* [Exercise instructions]: Do any lines in the data below contain "color"? If so, copy every one of them.

* [Extracts from a graphics dataset]:
■ ■ ■ ■ ■
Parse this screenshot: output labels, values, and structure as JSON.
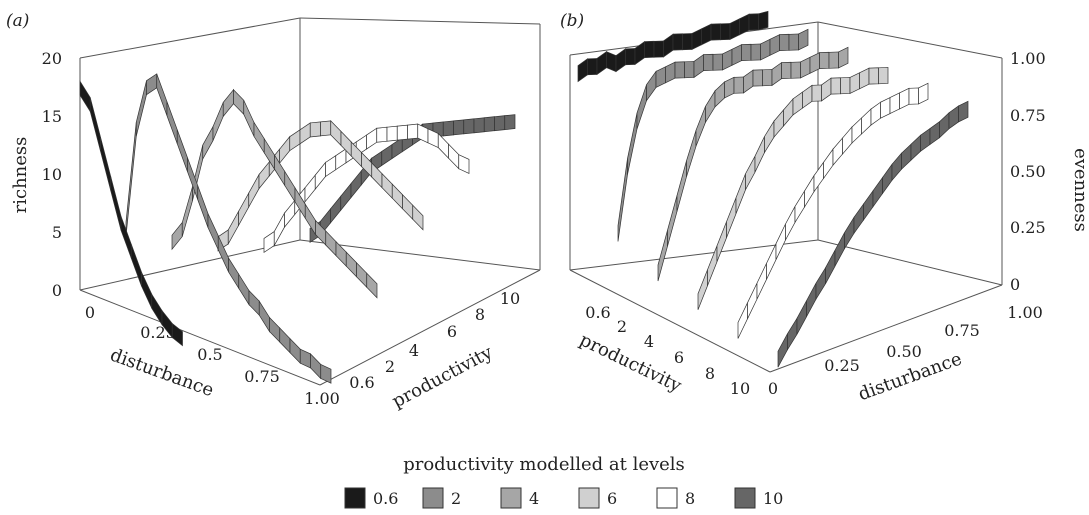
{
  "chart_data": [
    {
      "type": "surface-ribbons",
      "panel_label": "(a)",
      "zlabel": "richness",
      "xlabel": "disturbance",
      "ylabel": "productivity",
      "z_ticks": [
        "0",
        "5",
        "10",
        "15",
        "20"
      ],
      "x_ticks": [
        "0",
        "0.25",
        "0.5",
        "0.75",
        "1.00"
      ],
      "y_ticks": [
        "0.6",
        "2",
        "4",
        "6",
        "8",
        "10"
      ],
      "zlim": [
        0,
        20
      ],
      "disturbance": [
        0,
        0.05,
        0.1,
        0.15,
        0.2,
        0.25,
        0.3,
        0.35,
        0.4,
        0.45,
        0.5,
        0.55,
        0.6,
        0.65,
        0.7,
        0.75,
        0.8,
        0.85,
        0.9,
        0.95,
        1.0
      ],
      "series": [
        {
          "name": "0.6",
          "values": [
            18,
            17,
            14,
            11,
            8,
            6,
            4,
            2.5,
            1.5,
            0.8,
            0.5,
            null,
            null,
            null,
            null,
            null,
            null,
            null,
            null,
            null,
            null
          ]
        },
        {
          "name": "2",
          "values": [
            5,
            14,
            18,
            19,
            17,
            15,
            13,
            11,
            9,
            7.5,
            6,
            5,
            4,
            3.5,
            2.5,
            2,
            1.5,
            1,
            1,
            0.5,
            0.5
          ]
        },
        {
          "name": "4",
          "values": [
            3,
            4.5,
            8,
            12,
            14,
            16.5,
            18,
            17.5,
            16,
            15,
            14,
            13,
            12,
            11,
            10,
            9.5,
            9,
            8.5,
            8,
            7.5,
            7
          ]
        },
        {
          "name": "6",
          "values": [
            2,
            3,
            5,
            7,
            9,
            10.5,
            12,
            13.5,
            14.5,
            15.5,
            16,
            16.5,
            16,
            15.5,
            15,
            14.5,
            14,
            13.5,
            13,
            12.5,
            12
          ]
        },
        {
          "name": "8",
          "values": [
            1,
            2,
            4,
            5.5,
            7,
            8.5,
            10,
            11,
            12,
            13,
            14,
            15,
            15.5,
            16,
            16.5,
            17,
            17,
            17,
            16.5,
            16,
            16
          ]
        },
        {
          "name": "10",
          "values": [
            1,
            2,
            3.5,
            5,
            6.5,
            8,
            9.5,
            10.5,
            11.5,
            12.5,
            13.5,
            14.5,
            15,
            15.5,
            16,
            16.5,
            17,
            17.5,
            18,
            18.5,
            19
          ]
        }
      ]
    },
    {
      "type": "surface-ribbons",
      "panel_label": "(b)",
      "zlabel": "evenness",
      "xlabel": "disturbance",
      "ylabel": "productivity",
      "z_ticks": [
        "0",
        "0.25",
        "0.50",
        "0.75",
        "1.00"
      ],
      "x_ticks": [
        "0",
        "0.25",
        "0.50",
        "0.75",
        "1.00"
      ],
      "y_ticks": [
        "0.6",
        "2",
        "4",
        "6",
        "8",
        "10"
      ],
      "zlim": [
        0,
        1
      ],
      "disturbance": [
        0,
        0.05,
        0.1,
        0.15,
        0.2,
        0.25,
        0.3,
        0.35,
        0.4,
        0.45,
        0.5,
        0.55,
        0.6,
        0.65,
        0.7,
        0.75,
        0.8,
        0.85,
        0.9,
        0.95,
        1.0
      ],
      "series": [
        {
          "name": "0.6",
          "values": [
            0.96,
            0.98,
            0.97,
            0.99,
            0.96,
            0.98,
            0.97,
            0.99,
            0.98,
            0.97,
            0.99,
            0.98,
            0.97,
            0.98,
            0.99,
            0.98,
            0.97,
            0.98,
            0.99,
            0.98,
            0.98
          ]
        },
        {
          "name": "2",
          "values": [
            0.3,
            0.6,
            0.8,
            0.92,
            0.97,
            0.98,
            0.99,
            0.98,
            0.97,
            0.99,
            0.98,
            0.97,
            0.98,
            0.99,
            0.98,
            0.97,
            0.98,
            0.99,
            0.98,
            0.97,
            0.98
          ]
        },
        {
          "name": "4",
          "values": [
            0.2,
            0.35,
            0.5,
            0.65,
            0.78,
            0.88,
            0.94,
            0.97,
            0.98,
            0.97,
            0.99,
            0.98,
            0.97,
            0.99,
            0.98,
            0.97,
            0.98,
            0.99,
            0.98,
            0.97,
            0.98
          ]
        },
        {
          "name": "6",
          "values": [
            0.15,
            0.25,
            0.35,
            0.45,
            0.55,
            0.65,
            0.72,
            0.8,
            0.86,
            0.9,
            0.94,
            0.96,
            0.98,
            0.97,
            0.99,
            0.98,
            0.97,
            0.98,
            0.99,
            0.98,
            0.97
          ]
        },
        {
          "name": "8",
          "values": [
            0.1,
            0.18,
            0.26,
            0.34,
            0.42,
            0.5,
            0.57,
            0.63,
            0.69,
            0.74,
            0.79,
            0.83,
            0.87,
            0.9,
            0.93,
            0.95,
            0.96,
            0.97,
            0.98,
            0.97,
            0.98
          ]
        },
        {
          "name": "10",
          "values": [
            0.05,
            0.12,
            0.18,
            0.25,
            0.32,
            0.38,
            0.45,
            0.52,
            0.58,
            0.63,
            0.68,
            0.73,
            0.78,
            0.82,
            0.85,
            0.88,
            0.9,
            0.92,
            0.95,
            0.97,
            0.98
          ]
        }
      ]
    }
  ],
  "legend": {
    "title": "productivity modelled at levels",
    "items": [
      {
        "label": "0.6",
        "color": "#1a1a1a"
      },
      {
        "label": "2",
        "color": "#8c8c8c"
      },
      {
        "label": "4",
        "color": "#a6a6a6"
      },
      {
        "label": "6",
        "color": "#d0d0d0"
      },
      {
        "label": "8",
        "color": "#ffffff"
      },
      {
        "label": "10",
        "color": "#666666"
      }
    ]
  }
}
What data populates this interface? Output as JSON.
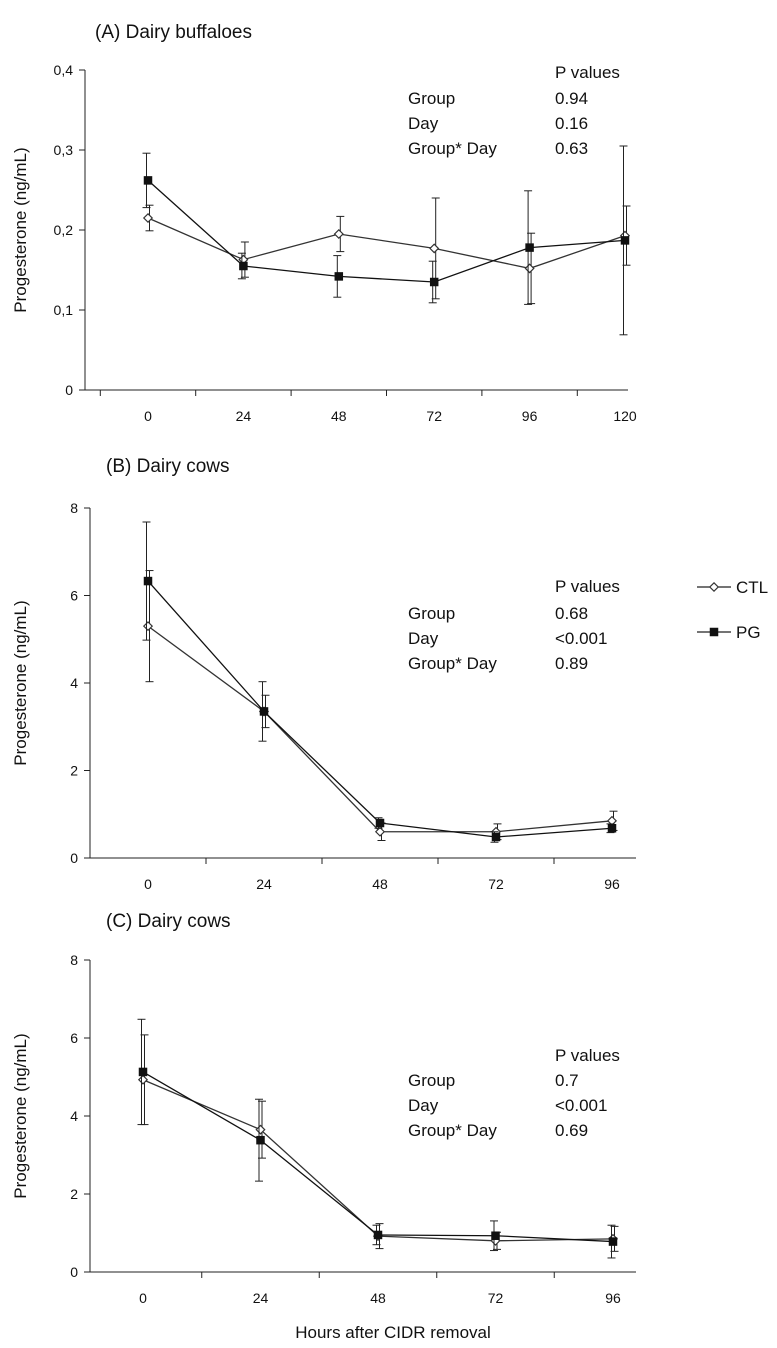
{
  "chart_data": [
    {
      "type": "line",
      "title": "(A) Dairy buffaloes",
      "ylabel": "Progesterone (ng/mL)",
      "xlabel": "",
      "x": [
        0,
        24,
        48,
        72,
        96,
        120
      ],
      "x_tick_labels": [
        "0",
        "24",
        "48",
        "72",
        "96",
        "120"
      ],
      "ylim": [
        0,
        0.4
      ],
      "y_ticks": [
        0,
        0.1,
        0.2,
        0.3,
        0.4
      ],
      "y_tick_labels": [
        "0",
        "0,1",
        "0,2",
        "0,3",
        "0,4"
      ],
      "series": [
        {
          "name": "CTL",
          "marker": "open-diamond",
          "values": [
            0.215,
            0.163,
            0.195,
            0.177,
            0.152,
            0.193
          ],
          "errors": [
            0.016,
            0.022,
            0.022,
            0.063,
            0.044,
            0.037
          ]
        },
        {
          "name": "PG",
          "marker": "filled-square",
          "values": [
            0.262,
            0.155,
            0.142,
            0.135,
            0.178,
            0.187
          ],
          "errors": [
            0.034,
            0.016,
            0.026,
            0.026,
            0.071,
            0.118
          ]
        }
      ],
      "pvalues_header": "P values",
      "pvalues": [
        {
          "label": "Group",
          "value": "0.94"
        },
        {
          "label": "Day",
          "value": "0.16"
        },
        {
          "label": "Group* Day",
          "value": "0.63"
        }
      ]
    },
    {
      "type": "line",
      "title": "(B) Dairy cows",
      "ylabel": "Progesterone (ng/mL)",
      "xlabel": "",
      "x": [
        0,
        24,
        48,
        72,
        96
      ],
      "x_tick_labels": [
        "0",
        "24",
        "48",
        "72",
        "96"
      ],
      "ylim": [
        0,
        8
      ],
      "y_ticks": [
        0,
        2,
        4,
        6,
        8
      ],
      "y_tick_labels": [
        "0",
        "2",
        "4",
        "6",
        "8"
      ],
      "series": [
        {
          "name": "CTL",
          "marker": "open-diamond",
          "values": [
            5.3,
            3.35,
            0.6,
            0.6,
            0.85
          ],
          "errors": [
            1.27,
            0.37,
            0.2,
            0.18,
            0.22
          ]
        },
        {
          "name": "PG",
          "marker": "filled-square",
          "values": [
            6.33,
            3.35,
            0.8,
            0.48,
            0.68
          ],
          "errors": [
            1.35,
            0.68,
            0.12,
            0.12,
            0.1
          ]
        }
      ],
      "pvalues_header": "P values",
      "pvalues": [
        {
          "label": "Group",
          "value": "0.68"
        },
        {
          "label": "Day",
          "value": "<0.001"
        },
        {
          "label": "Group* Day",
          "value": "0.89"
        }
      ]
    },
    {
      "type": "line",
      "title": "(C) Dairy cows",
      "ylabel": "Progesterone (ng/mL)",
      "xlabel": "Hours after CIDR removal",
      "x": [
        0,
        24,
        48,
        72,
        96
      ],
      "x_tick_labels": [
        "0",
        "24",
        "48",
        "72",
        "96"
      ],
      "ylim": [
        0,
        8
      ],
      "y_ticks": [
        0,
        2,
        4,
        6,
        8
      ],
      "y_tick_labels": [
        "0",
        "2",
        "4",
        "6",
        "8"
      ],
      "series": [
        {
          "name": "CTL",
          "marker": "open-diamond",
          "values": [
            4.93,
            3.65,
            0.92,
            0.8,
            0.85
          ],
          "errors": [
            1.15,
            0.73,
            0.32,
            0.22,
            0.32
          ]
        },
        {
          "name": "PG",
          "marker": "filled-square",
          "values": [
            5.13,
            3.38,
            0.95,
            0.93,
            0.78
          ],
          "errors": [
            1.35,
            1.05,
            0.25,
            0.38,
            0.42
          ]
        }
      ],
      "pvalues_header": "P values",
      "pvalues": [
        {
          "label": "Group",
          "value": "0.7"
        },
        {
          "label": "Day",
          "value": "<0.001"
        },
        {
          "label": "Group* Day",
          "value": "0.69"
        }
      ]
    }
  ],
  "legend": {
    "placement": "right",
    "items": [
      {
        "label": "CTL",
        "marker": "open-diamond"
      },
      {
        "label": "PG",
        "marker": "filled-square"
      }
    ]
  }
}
■ ■ ■ ■ ■
* [Task response]:
        "color": "#1a1a1a"
        "color": "#8c8c8c"
        "color": "#a6a6a6"
        "color": "#d0d0d0"
        "color": "#ffffff"
        "color": "#666666"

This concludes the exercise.